Copy each line that has the string "Registry" somewhere in it.

● Records to use
[start]

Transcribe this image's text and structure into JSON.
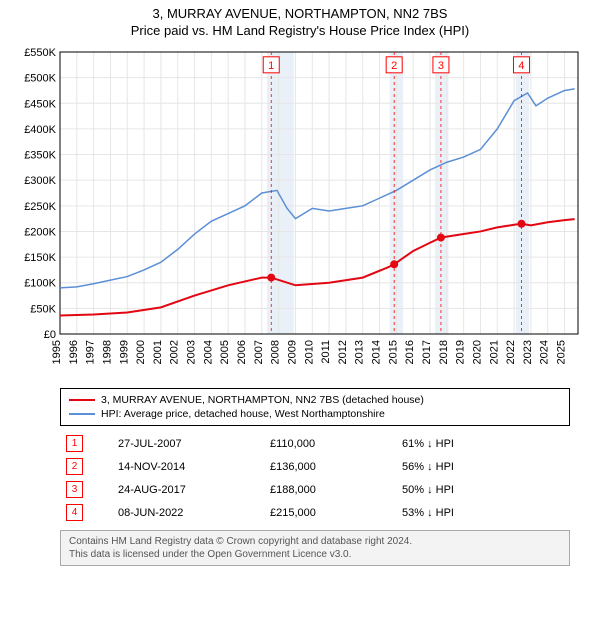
{
  "title_line1": "3, MURRAY AVENUE, NORTHAMPTON, NN2 7BS",
  "title_line2": "Price paid vs. HM Land Registry's House Price Index (HPI)",
  "chart": {
    "type": "line",
    "background_color": "#ffffff",
    "grid_color": "#e6e6e6",
    "band_color": "#eaf0f8",
    "x_years": [
      1995,
      1996,
      1997,
      1998,
      1999,
      2000,
      2001,
      2002,
      2003,
      2004,
      2005,
      2006,
      2007,
      2008,
      2009,
      2010,
      2011,
      2012,
      2013,
      2014,
      2015,
      2016,
      2017,
      2018,
      2019,
      2020,
      2021,
      2022,
      2023,
      2024,
      2025
    ],
    "x_min": 1995,
    "x_max": 2025.8,
    "ylim": [
      0,
      550000
    ],
    "ytick_step": 50000,
    "y_ticks": [
      "£0",
      "£50K",
      "£100K",
      "£150K",
      "£200K",
      "£250K",
      "£300K",
      "£350K",
      "£400K",
      "£450K",
      "£500K",
      "£550K"
    ],
    "shaded_bands": [
      {
        "from": 2007.3,
        "to": 2008.9
      },
      {
        "from": 2014.6,
        "to": 2015.4
      },
      {
        "from": 2017.3,
        "to": 2018.1
      },
      {
        "from": 2022.1,
        "to": 2022.9
      }
    ],
    "markers": [
      {
        "n": "1",
        "x": 2007.56,
        "y_badge": 525000
      },
      {
        "n": "2",
        "x": 2014.87,
        "y_badge": 525000
      },
      {
        "n": "3",
        "x": 2017.65,
        "y_badge": 525000
      },
      {
        "n": "4",
        "x": 2022.44,
        "y_badge": 525000
      }
    ],
    "series_hpi": {
      "label": "HPI: Average price, detached house, West Northamptonshire",
      "color": "#5b8fd6",
      "line_width": 1.5,
      "points": [
        [
          1995,
          90000
        ],
        [
          1996,
          92000
        ],
        [
          1997,
          98000
        ],
        [
          1998,
          105000
        ],
        [
          1999,
          112000
        ],
        [
          2000,
          125000
        ],
        [
          2001,
          140000
        ],
        [
          2002,
          165000
        ],
        [
          2003,
          195000
        ],
        [
          2004,
          220000
        ],
        [
          2005,
          235000
        ],
        [
          2006,
          250000
        ],
        [
          2007,
          275000
        ],
        [
          2007.9,
          280000
        ],
        [
          2008.5,
          245000
        ],
        [
          2009,
          225000
        ],
        [
          2010,
          245000
        ],
        [
          2011,
          240000
        ],
        [
          2012,
          245000
        ],
        [
          2013,
          250000
        ],
        [
          2014,
          265000
        ],
        [
          2015,
          280000
        ],
        [
          2016,
          300000
        ],
        [
          2017,
          320000
        ],
        [
          2018,
          335000
        ],
        [
          2019,
          345000
        ],
        [
          2020,
          360000
        ],
        [
          2021,
          400000
        ],
        [
          2022,
          455000
        ],
        [
          2022.8,
          470000
        ],
        [
          2023.3,
          445000
        ],
        [
          2024,
          460000
        ],
        [
          2025,
          475000
        ],
        [
          2025.6,
          478000
        ]
      ]
    },
    "series_price": {
      "label": "3, MURRAY AVENUE, NORTHAMPTON, NN2 7BS (detached house)",
      "color": "#e30613",
      "line_width": 2,
      "points": [
        [
          1995,
          36000
        ],
        [
          1997,
          38000
        ],
        [
          1999,
          42000
        ],
        [
          2001,
          52000
        ],
        [
          2003,
          75000
        ],
        [
          2005,
          95000
        ],
        [
          2007,
          110000
        ],
        [
          2007.56,
          110000
        ],
        [
          2009,
          95000
        ],
        [
          2011,
          100000
        ],
        [
          2013,
          110000
        ],
        [
          2014.5,
          130000
        ],
        [
          2014.87,
          136000
        ],
        [
          2016,
          162000
        ],
        [
          2017,
          178000
        ],
        [
          2017.65,
          188000
        ],
        [
          2018,
          190000
        ],
        [
          2019,
          195000
        ],
        [
          2020,
          200000
        ],
        [
          2021,
          208000
        ],
        [
          2022,
          213000
        ],
        [
          2022.44,
          215000
        ],
        [
          2023,
          212000
        ],
        [
          2024,
          218000
        ],
        [
          2025,
          222000
        ],
        [
          2025.6,
          224000
        ]
      ],
      "sale_dots": [
        {
          "x": 2007.56,
          "y": 110000
        },
        {
          "x": 2014.87,
          "y": 136000
        },
        {
          "x": 2017.65,
          "y": 188000
        },
        {
          "x": 2022.44,
          "y": 215000
        }
      ]
    }
  },
  "legend": {
    "item1_color": "#e30613",
    "item1_label": "3, MURRAY AVENUE, NORTHAMPTON, NN2 7BS (detached house)",
    "item2_color": "#5b8fd6",
    "item2_label": "HPI: Average price, detached house, West Northamptonshire"
  },
  "sales": [
    {
      "n": "1",
      "date": "27-JUL-2007",
      "price": "£110,000",
      "vs": "61% ↓ HPI"
    },
    {
      "n": "2",
      "date": "14-NOV-2014",
      "price": "£136,000",
      "vs": "56% ↓ HPI"
    },
    {
      "n": "3",
      "date": "24-AUG-2017",
      "price": "£188,000",
      "vs": "50% ↓ HPI"
    },
    {
      "n": "4",
      "date": "08-JUN-2022",
      "price": "£215,000",
      "vs": "53% ↓ HPI"
    }
  ],
  "footer_line1": "Contains HM Land Registry data © Crown copyright and database right 2024.",
  "footer_line2": "This data is licensed under the Open Government Licence v3.0."
}
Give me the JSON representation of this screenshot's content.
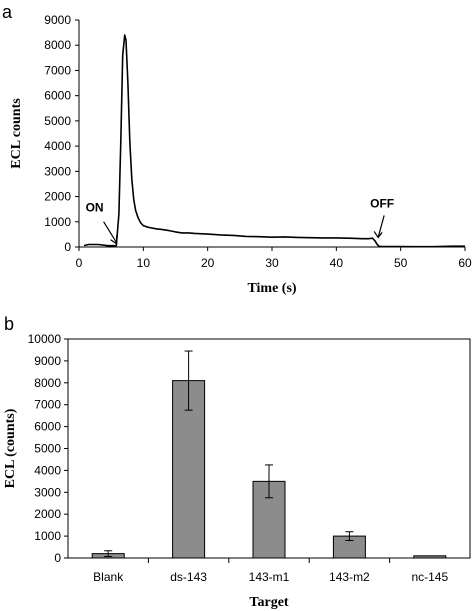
{
  "chart_data": [
    {
      "type": "line",
      "panel_label": "a",
      "xlabel": "Time (s)",
      "ylabel": "ECL counts",
      "xlim": [
        0,
        60
      ],
      "ylim": [
        0,
        9000
      ],
      "x_ticks": [
        0,
        10,
        20,
        30,
        40,
        50,
        60
      ],
      "y_ticks": [
        0,
        1000,
        2000,
        3000,
        4000,
        5000,
        6000,
        7000,
        8000,
        9000
      ],
      "grid": false,
      "annotations": [
        {
          "text": "ON",
          "x": 6,
          "y": 50
        },
        {
          "text": "OFF",
          "x": 46.5,
          "y": 300
        }
      ],
      "series": [
        {
          "x": [
            0.8,
            1.5,
            3,
            4.5,
            5.8,
            6.2,
            6.5,
            6.8,
            7.1,
            7.3,
            7.6,
            7.9,
            8.2,
            8.5,
            8.8,
            9.2,
            9.6,
            10,
            10.5,
            11,
            12,
            13,
            14,
            15,
            16,
            17,
            18,
            20,
            22,
            24,
            26,
            28,
            30,
            32,
            34,
            36,
            38,
            40,
            42,
            44,
            45,
            45.6,
            46,
            46.3,
            46.6,
            47,
            48,
            50,
            52,
            55,
            58,
            60
          ],
          "y": [
            60,
            100,
            100,
            50,
            50,
            1300,
            4200,
            7600,
            8400,
            8200,
            6500,
            4200,
            2700,
            1900,
            1450,
            1150,
            950,
            850,
            800,
            770,
            720,
            690,
            650,
            600,
            560,
            560,
            540,
            510,
            480,
            460,
            420,
            410,
            390,
            400,
            380,
            370,
            360,
            360,
            350,
            330,
            330,
            350,
            250,
            120,
            30,
            20,
            20,
            20,
            10,
            10,
            30,
            30
          ]
        }
      ]
    },
    {
      "type": "bar",
      "panel_label": "b",
      "xlabel": "Target",
      "ylabel": "ECL (counts)",
      "ylim": [
        0,
        10000
      ],
      "y_ticks": [
        0,
        1000,
        2000,
        3000,
        4000,
        5000,
        6000,
        7000,
        8000,
        9000,
        10000
      ],
      "grid": false,
      "categories": [
        "Blank",
        "ds-143",
        "143-m1",
        "143-m2",
        "nc-145"
      ],
      "values": [
        200,
        8100,
        3500,
        1000,
        100
      ],
      "errors": [
        130,
        1350,
        750,
        200,
        0
      ]
    }
  ]
}
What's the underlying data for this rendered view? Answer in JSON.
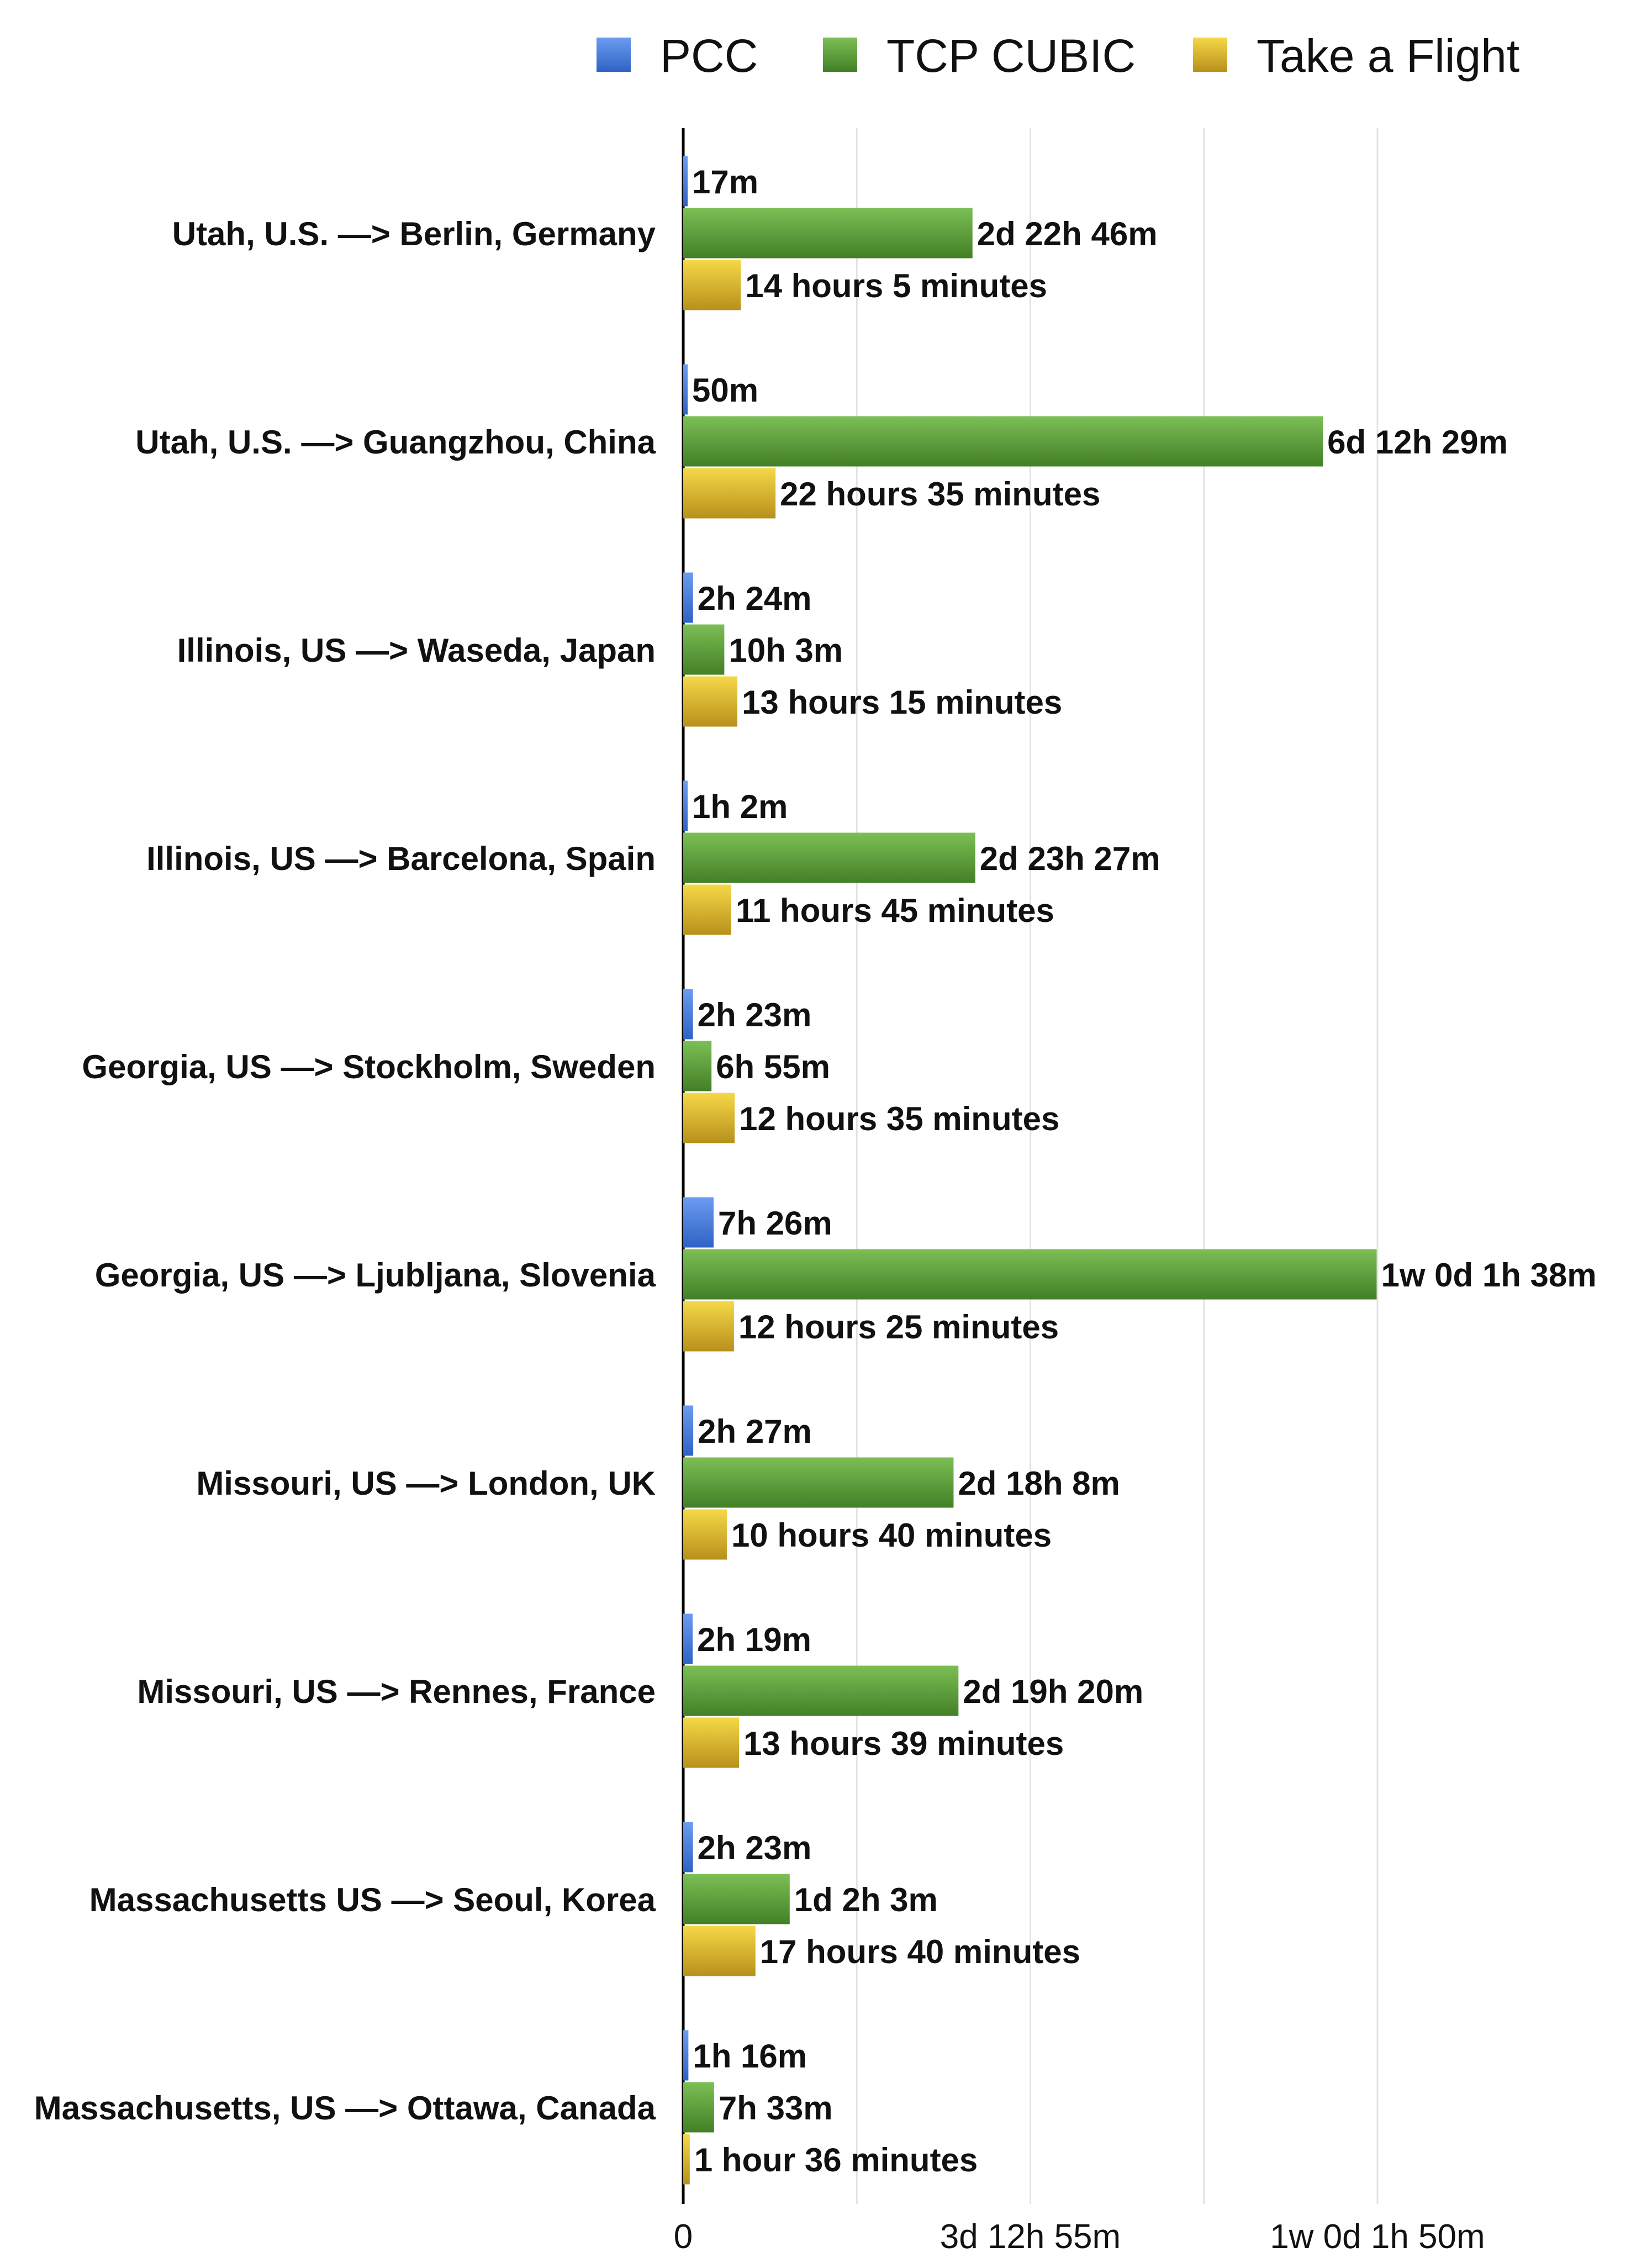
{
  "chart_data": {
    "type": "bar",
    "orientation": "horizontal",
    "legend_position": "top-right",
    "grid": true,
    "x_unit": "minutes",
    "xlim": [
      0,
      11000
    ],
    "ticks": [
      {
        "value": 0,
        "label": "0"
      },
      {
        "value": 5095,
        "label": "3d 12h 55m"
      },
      {
        "value": 10190,
        "label": "1w 0d 1h 50m"
      }
    ],
    "categories": [
      "Utah, U.S. —> Berlin, Germany",
      "Utah, U.S. —> Guangzhou, China",
      "Illinois, US —> Waseda, Japan",
      "Illinois, US —> Barcelona, Spain",
      "Georgia, US —> Stockholm, Sweden",
      "Georgia, US —>  Ljubljana, Slovenia",
      "Missouri, US —> London, UK",
      "Missouri, US —> Rennes, France",
      "Massachusetts  US —> Seoul, Korea",
      "Massachusetts, US —> Ottawa, Canada"
    ],
    "series": [
      {
        "name": "PCC",
        "color": "#4a7fd6",
        "values": [
          17,
          50,
          144,
          62,
          143,
          446,
          147,
          139,
          143,
          76
        ],
        "labels": [
          "17m",
          "50m",
          "2h 24m",
          "1h 2m",
          "2h 23m",
          "7h 26m",
          "2h 27m",
          "2h 19m",
          "2h 23m",
          "1h 16m"
        ]
      },
      {
        "name": "TCP CUBIC",
        "color": "#5d9e3a",
        "values": [
          4246,
          9389,
          603,
          4287,
          415,
          10178,
          3968,
          4040,
          1563,
          453
        ],
        "labels": [
          "2d 22h 46m",
          "6d 12h 29m",
          "10h 3m",
          "2d 23h 27m",
          "6h 55m",
          "1w 0d 1h 38m",
          "2d 18h 8m",
          "2d 19h 20m",
          "1d 2h 3m",
          "7h 33m"
        ]
      },
      {
        "name": "Take a Flight",
        "color": "#d9b22f",
        "values": [
          845,
          1355,
          795,
          705,
          755,
          745,
          640,
          819,
          1060,
          96
        ],
        "labels": [
          "14 hours 5 minutes",
          "22 hours 35 minutes",
          "13 hours 15 minutes",
          "11 hours 45 minutes",
          "12 hours 35 minutes",
          "12 hours 25 minutes",
          "10 hours 40 minutes",
          "13 hours 39 minutes",
          "17 hours 40 minutes",
          "1 hour 36 minutes"
        ]
      }
    ]
  }
}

[end]

● Right answer
  "title_line2": "Price paid vs. HM Land Registry's House Price Index (HPI)",
  "footer_line1": "Contains HM Land Registry data © Crown copyright and database right 2024.",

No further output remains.